(Extracted records)
-.-.-

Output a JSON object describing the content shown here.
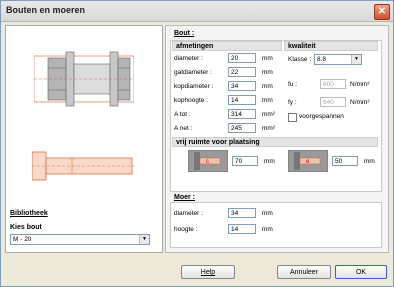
{
  "window": {
    "title": "Bouten en moeren"
  },
  "left": {
    "library_header": "Bibliotheek",
    "kies_bout_label": "Kies bout",
    "kies_bout_value": "M - 20"
  },
  "bout": {
    "header": "Bout :",
    "afmetingen_title": "afmetingen",
    "kwaliteit_title": "kwaliteit",
    "fields": [
      {
        "label": "diameter :",
        "value": "20",
        "unit": "mm"
      },
      {
        "label": "gatdiameter :",
        "value": "22",
        "unit": "mm"
      },
      {
        "label": "kopdiameter :",
        "value": "34",
        "mm": true,
        "unit": "mm"
      },
      {
        "label": "kophoogte :",
        "value": "14",
        "unit": "mm"
      },
      {
        "label": "A tot :",
        "value": "314",
        "unit": "mm²"
      },
      {
        "label": "A net :",
        "value": "245",
        "unit": "mm²"
      }
    ],
    "klasse_label": "Klasse :",
    "klasse_value": "8.8",
    "fu_label": "fu :",
    "fu_value": "800",
    "fu_unit": "N/mm²",
    "fy_label": "fy :",
    "fy_value": "640",
    "fy_unit": "N/mm²",
    "voorgespannen_label": "voorgespannen"
  },
  "vrij": {
    "title": "vrij ruimte voor plaatsing",
    "left_value": "70",
    "left_unit": "mm",
    "right_value": "50",
    "right_unit": "mm",
    "left_sym": "c",
    "right_sym": "e"
  },
  "moer": {
    "header": "Moer :",
    "diameter_label": "diameter :",
    "diameter_value": "34",
    "diameter_unit": "mm",
    "hoogte_label": "hoogte :",
    "hoogte_value": "14",
    "hoogte_unit": "mm"
  },
  "buttons": {
    "help": "Help",
    "annuleer": "Annuleer",
    "ok": "OK"
  },
  "colors": {
    "accent": "#e06020",
    "bolt_gray": "#a8a8a8"
  }
}
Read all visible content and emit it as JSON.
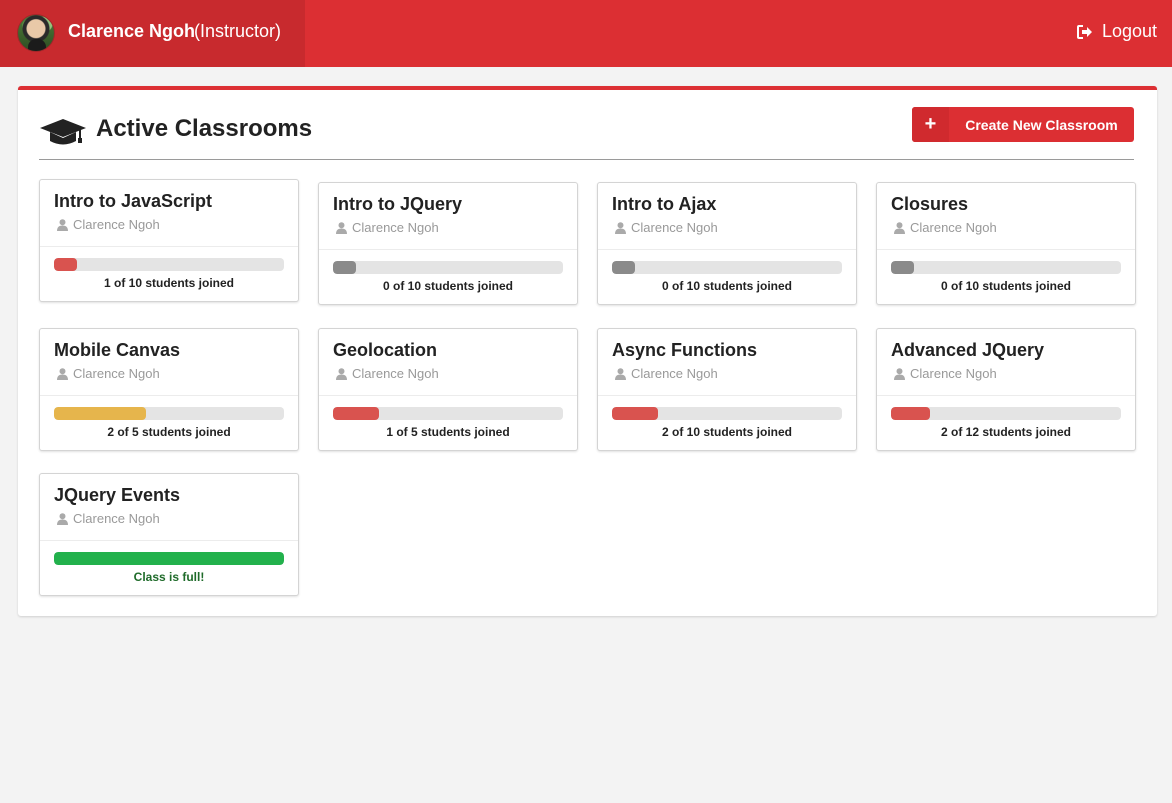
{
  "header": {
    "user_name": "Clarence Ngoh",
    "user_role": "(Instructor)",
    "logout_label": "Logout",
    "bar_color": "#dc2f33"
  },
  "panel": {
    "title": "Active Classrooms",
    "create_button_icon": "+",
    "create_button_label": "Create New Classroom"
  },
  "colors": {
    "accent": "#dc2f33",
    "progress_red": "#d9534f",
    "progress_yellow": "#e6b54c",
    "progress_green": "#22b14c",
    "progress_gray": "#8a8a8a"
  },
  "classrooms": [
    {
      "title": "Intro to JavaScript",
      "instructor": "Clarence Ngoh",
      "status": "1 of 10 students joined",
      "progress": 0.1,
      "color": "#d9534f"
    },
    {
      "title": "Intro to JQuery",
      "instructor": "Clarence Ngoh",
      "status": "0 of 10 students joined",
      "progress": 0.1,
      "color": "#8a8a8a"
    },
    {
      "title": "Intro to Ajax",
      "instructor": "Clarence Ngoh",
      "status": "0 of 10 students joined",
      "progress": 0.1,
      "color": "#8a8a8a"
    },
    {
      "title": "Closures",
      "instructor": "Clarence Ngoh",
      "status": "0 of 10 students joined",
      "progress": 0.1,
      "color": "#8a8a8a"
    },
    {
      "title": "Mobile Canvas",
      "instructor": "Clarence Ngoh",
      "status": "2 of 5 students joined",
      "progress": 0.4,
      "color": "#e6b54c"
    },
    {
      "title": "Geolocation",
      "instructor": "Clarence Ngoh",
      "status": "1 of 5 students joined",
      "progress": 0.2,
      "color": "#d9534f"
    },
    {
      "title": "Async Functions",
      "instructor": "Clarence Ngoh",
      "status": "2 of 10 students joined",
      "progress": 0.2,
      "color": "#d9534f"
    },
    {
      "title": "Advanced JQuery",
      "instructor": "Clarence Ngoh",
      "status": "2 of 12 students joined",
      "progress": 0.17,
      "color": "#d9534f"
    },
    {
      "title": "JQuery Events",
      "instructor": "Clarence Ngoh",
      "status": "Class is full!",
      "progress": 1.0,
      "color": "#22b14c",
      "full": true
    }
  ]
}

-.-.-

Task objective
Reproduce each record from above exactly; pictures do not belong in the copy.

Exercise solution
Output a JSON object describing the content shown here.
{
  "window": {
    "title": "Bouten en moeren"
  },
  "left": {
    "library_header": "Bibliotheek",
    "kies_bout_label": "Kies bout",
    "kies_bout_value": "M - 20"
  },
  "bout": {
    "header": "Bout :",
    "afmetingen_title": "afmetingen",
    "kwaliteit_title": "kwaliteit",
    "fields": [
      {
        "label": "diameter :",
        "value": "20",
        "unit": "mm"
      },
      {
        "label": "gatdiameter :",
        "value": "22",
        "unit": "mm"
      },
      {
        "label": "kopdiameter :",
        "value": "34",
        "mm": true,
        "unit": "mm"
      },
      {
        "label": "kophoogte :",
        "value": "14",
        "unit": "mm"
      },
      {
        "label": "A tot :",
        "value": "314",
        "unit": "mm²"
      },
      {
        "label": "A net :",
        "value": "245",
        "unit": "mm²"
      }
    ],
    "klasse_label": "Klasse :",
    "klasse_value": "8.8",
    "fu_label": "fu :",
    "fu_value": "800",
    "fu_unit": "N/mm²",
    "fy_label": "fy :",
    "fy_value": "640",
    "fy_unit": "N/mm²",
    "voorgespannen_label": "voorgespannen"
  },
  "vrij": {
    "title": "vrij ruimte voor plaatsing",
    "left_value": "70",
    "left_unit": "mm",
    "right_value": "50",
    "right_unit": "mm",
    "left_sym": "c",
    "right_sym": "e"
  },
  "moer": {
    "header": "Moer :",
    "diameter_label": "diameter :",
    "diameter_value": "34",
    "diameter_unit": "mm",
    "hoogte_label": "hoogte :",
    "hoogte_value": "14",
    "hoogte_unit": "mm"
  },
  "buttons": {
    "help": "Help",
    "annuleer": "Annuleer",
    "ok": "OK"
  },
  "colors": {
    "accent": "#e06020",
    "bolt_gray": "#a8a8a8"
  }
}
Read all visible content and emit it as JSON.
{
  "header": {
    "user_name": "Clarence Ngoh",
    "user_role": "(Instructor)",
    "logout_label": "Logout",
    "bar_color": "#dc2f33"
  },
  "panel": {
    "title": "Active Classrooms",
    "create_button_icon": "+",
    "create_button_label": "Create New Classroom"
  },
  "colors": {
    "accent": "#dc2f33",
    "progress_red": "#d9534f",
    "progress_yellow": "#e6b54c",
    "progress_green": "#22b14c",
    "progress_gray": "#8a8a8a"
  },
  "classrooms": [
    {
      "title": "Intro to JavaScript",
      "instructor": "Clarence Ngoh",
      "status": "1 of 10 students joined",
      "progress": 0.1,
      "color": "#d9534f"
    },
    {
      "title": "Intro to JQuery",
      "instructor": "Clarence Ngoh",
      "status": "0 of 10 students joined",
      "progress": 0.1,
      "color": "#8a8a8a"
    },
    {
      "title": "Intro to Ajax",
      "instructor": "Clarence Ngoh",
      "status": "0 of 10 students joined",
      "progress": 0.1,
      "color": "#8a8a8a"
    },
    {
      "title": "Closures",
      "instructor": "Clarence Ngoh",
      "status": "0 of 10 students joined",
      "progress": 0.1,
      "color": "#8a8a8a"
    },
    {
      "title": "Mobile Canvas",
      "instructor": "Clarence Ngoh",
      "status": "2 of 5 students joined",
      "progress": 0.4,
      "color": "#e6b54c"
    },
    {
      "title": "Geolocation",
      "instructor": "Clarence Ngoh",
      "status": "1 of 5 students joined",
      "progress": 0.2,
      "color": "#d9534f"
    },
    {
      "title": "Async Functions",
      "instructor": "Clarence Ngoh",
      "status": "2 of 10 students joined",
      "progress": 0.2,
      "color": "#d9534f"
    },
    {
      "title": "Advanced JQuery",
      "instructor": "Clarence Ngoh",
      "status": "2 of 12 students joined",
      "progress": 0.17,
      "color": "#d9534f"
    },
    {
      "title": "JQuery Events",
      "instructor": "Clarence Ngoh",
      "status": "Class is full!",
      "progress": 1.0,
      "color": "#22b14c",
      "full": true
    }
  ]
}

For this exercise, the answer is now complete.